Objective
Locate the lines where "interface" occurs and copy them as they stand.

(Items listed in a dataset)
·····

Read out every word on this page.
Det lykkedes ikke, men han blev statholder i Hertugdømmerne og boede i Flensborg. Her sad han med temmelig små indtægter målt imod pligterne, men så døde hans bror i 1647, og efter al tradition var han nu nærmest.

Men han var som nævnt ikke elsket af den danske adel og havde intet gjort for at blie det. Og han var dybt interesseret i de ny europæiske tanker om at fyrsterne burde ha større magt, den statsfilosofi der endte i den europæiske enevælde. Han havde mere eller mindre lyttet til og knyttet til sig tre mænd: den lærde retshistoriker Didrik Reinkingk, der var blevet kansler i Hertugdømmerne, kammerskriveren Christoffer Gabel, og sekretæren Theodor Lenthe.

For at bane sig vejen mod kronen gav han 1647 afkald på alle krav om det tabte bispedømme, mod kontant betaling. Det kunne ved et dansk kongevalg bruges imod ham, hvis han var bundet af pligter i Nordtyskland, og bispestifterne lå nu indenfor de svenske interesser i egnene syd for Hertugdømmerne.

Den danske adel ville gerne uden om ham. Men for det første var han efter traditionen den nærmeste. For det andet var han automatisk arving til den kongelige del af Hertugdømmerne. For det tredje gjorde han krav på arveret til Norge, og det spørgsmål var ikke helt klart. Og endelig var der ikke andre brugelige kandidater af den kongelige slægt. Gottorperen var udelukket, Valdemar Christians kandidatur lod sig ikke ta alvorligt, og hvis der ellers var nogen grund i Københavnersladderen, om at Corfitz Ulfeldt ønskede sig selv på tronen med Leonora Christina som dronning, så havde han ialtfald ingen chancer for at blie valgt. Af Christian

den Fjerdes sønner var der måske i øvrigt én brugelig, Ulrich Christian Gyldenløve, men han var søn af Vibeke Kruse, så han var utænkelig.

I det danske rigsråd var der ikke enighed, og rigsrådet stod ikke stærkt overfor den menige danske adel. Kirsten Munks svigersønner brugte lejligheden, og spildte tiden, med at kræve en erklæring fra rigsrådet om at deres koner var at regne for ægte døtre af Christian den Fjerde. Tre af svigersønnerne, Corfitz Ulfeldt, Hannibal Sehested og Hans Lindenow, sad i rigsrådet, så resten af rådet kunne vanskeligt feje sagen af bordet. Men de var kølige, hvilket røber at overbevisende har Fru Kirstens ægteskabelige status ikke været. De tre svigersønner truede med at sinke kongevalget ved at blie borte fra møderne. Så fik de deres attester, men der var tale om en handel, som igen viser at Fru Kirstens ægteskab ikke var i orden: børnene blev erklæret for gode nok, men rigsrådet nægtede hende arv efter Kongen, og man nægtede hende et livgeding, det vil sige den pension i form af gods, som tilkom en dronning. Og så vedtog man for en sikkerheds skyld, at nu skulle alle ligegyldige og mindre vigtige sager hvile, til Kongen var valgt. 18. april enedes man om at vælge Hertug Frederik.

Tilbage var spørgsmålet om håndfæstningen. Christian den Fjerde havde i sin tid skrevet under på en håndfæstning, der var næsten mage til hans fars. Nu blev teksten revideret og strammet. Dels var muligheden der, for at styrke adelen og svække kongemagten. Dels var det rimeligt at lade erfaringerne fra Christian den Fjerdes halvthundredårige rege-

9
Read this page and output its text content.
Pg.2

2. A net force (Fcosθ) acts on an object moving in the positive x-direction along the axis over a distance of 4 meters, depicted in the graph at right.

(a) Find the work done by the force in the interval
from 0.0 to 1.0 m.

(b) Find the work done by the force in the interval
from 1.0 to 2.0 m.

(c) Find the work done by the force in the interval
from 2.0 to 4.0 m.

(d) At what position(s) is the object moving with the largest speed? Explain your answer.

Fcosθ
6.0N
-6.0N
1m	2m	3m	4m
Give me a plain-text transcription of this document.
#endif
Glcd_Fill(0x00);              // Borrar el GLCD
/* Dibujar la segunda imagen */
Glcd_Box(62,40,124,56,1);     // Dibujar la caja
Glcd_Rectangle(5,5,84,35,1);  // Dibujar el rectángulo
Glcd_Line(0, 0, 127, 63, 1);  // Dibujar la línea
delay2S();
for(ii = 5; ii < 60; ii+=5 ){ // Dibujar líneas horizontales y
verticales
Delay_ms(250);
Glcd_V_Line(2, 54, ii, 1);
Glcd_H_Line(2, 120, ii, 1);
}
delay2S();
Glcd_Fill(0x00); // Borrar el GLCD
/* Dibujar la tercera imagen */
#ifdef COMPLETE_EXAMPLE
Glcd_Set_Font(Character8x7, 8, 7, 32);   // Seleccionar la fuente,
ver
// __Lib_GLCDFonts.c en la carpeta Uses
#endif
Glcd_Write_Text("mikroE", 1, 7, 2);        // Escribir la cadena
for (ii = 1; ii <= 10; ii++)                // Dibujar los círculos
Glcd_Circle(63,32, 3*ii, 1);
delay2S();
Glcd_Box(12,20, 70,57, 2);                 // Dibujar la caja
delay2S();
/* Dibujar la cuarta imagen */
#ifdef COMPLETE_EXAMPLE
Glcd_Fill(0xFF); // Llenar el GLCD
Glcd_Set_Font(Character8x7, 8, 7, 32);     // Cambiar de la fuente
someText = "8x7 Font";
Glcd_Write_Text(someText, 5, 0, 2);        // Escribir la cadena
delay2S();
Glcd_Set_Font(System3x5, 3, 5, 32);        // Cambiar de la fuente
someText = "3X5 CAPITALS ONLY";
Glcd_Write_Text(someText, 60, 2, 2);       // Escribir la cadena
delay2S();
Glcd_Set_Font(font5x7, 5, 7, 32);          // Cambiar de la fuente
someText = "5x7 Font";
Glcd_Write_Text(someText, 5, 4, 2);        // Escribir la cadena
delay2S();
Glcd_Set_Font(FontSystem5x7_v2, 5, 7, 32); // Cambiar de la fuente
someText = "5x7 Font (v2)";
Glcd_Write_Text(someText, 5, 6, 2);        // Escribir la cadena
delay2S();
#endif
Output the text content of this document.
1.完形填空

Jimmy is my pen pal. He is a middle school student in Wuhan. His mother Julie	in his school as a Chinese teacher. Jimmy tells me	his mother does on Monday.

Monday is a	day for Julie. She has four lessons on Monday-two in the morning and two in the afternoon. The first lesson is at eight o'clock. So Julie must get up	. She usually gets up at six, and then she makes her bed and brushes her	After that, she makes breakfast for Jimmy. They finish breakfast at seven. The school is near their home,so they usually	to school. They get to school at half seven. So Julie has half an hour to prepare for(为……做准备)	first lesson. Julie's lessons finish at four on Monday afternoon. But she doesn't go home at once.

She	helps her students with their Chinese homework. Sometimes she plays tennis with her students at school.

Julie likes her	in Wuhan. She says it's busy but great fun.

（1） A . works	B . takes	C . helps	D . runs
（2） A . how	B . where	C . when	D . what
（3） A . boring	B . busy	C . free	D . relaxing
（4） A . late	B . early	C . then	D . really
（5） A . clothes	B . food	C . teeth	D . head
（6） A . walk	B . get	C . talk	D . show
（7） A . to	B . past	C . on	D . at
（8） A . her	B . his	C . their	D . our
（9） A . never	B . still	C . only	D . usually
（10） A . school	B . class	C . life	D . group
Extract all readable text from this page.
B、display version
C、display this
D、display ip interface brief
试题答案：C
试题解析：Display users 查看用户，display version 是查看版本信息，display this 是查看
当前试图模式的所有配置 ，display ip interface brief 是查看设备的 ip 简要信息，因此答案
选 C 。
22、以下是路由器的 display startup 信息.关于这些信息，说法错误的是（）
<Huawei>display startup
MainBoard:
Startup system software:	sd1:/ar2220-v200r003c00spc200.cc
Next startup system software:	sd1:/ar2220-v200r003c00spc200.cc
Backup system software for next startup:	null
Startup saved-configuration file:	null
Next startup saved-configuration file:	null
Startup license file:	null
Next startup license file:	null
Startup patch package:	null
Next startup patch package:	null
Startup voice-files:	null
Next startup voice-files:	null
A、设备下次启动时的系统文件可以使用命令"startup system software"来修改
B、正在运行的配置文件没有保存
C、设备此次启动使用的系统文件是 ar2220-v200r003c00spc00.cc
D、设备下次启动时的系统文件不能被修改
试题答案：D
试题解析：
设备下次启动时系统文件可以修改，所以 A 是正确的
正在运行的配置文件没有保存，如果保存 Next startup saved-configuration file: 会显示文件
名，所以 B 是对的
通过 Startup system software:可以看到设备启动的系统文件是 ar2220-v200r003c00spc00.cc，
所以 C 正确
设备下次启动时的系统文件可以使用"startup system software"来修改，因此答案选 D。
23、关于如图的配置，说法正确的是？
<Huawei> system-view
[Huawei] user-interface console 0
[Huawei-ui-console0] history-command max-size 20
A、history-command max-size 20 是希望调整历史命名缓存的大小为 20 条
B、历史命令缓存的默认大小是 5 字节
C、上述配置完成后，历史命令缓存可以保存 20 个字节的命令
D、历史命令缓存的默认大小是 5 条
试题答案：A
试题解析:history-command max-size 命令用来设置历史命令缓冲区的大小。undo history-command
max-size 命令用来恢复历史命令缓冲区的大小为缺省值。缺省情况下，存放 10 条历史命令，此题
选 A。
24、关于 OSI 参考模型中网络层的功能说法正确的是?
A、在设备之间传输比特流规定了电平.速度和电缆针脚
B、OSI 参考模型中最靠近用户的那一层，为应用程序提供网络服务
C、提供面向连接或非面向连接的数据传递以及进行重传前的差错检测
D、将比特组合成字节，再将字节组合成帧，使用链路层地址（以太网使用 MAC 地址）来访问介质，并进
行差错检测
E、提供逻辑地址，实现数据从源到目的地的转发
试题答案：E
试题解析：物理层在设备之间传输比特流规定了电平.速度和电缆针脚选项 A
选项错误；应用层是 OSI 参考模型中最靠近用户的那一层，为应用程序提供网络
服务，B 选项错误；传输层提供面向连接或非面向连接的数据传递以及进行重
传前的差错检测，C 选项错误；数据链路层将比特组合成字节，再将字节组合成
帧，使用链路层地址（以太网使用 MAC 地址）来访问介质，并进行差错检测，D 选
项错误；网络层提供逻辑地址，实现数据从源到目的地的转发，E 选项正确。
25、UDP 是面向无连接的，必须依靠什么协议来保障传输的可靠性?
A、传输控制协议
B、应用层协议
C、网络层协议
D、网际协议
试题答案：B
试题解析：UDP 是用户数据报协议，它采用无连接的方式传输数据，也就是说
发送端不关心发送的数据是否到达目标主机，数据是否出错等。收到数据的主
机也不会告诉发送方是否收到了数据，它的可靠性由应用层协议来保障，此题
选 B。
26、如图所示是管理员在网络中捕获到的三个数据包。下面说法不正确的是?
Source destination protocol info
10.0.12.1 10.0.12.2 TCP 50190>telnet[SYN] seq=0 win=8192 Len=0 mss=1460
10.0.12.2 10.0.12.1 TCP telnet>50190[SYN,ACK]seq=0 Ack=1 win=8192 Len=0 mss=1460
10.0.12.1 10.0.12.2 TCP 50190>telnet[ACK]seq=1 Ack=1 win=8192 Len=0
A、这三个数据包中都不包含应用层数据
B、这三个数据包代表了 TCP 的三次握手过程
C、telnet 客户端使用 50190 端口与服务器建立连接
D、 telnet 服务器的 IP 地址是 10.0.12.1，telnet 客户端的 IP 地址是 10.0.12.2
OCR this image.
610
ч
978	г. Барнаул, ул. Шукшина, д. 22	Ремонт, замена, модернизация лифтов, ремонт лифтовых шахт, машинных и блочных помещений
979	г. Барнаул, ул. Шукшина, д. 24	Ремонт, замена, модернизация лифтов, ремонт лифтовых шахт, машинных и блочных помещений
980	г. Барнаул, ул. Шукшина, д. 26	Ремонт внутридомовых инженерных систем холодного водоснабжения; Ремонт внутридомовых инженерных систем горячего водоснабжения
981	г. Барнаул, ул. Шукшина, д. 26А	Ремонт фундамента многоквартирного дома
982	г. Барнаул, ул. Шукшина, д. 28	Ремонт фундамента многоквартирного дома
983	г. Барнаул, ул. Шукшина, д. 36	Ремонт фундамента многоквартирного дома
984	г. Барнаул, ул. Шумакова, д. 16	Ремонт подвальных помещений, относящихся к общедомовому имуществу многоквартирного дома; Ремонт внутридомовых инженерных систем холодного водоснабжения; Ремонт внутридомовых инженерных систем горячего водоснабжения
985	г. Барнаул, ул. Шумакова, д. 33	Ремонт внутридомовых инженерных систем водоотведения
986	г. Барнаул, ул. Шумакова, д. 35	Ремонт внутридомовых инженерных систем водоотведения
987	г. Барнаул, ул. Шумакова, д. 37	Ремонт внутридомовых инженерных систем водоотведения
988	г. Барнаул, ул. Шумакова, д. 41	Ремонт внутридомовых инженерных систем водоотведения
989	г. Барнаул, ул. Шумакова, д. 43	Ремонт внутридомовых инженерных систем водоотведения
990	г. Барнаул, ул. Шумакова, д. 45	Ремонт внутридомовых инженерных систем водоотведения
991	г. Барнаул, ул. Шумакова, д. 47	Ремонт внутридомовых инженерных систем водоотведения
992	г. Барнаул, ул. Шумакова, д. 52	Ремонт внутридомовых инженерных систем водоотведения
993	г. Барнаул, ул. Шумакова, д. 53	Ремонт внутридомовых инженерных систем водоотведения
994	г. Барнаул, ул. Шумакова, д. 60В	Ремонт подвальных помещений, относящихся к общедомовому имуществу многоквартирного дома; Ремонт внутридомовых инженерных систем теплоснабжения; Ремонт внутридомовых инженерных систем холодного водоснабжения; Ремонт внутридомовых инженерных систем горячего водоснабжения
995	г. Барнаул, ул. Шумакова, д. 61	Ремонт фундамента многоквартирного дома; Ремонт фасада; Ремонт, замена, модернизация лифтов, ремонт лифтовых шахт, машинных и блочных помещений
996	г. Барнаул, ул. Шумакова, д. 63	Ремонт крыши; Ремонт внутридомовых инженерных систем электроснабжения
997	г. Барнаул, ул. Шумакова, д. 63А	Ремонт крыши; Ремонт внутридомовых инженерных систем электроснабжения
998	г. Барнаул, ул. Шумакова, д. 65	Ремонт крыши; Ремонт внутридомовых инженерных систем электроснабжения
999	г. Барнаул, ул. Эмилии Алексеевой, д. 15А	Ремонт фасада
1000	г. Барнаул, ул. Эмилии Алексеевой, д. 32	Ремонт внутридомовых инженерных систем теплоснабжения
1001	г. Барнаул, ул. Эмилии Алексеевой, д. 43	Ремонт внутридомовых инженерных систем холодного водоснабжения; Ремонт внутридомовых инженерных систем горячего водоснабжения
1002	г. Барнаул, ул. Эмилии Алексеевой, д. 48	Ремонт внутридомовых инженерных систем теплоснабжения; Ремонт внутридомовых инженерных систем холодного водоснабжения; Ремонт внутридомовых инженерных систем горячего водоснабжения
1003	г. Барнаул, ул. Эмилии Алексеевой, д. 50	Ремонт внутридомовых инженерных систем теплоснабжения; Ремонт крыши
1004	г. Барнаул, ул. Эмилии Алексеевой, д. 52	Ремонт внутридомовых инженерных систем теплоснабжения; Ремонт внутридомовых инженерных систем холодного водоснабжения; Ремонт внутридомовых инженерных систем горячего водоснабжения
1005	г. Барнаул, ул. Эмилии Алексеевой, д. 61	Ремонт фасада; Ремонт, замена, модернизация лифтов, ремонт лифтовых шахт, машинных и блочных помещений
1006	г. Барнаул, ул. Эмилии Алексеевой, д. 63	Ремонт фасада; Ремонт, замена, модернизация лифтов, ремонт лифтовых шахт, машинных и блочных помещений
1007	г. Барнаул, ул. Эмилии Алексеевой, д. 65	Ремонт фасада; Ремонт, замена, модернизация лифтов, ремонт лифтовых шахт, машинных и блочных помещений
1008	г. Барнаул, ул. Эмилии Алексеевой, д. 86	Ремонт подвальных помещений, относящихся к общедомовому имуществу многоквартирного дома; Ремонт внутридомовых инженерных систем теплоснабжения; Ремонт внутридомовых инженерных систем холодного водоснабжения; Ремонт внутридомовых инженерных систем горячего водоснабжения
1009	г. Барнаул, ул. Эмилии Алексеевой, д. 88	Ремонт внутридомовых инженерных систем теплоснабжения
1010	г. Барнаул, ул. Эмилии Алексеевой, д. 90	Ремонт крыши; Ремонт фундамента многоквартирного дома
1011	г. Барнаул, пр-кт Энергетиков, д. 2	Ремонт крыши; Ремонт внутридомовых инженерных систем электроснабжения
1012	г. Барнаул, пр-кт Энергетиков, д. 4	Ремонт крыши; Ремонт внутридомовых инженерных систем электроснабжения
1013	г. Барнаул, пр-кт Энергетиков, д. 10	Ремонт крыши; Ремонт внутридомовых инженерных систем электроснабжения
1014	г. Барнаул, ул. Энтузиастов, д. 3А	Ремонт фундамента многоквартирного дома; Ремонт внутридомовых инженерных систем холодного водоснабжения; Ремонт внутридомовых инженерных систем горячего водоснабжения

·····

The completed task
D、display ip interface brief
当前试图模式的所有配置 ，display ip interface brief 是查看设备的 ip 简要信息，因此答案
[Huawei] user-interface console 0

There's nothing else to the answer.